** begin **
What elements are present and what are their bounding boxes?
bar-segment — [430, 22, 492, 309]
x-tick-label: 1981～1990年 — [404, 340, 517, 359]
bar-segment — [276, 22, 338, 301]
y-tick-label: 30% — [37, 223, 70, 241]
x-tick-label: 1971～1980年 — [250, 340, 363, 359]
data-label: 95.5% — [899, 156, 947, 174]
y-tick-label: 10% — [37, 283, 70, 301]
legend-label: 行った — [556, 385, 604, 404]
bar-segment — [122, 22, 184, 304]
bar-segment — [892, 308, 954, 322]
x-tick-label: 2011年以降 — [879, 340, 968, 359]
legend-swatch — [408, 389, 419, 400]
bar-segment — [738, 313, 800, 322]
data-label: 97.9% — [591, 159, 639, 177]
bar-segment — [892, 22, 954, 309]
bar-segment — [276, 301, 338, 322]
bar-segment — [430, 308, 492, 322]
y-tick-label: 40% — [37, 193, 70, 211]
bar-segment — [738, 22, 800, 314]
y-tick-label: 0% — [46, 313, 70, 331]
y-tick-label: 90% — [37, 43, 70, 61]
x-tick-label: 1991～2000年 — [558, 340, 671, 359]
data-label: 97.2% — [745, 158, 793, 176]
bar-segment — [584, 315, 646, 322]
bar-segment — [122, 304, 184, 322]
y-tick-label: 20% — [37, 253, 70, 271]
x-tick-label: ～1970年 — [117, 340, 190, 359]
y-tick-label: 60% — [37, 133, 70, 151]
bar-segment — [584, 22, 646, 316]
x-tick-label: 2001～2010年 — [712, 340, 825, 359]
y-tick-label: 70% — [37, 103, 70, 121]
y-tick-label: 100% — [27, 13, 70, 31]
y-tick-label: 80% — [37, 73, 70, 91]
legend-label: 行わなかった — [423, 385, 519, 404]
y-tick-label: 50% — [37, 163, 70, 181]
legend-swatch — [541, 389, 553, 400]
** end **
◆ WORK TO DO
Return the records above word for word, starting at their first line and ending at the line holding "y-tick-label: 30% — [37, 223, 70, 241]", with both of those lines included.

◆ COMPLETED TASK
What elements are present and what are their bounding boxes?
bar-segment — [430, 22, 492, 309]
x-tick-label: 1981～1990年 — [404, 340, 517, 359]
bar-segment — [276, 22, 338, 301]
y-tick-label: 30% — [37, 223, 70, 241]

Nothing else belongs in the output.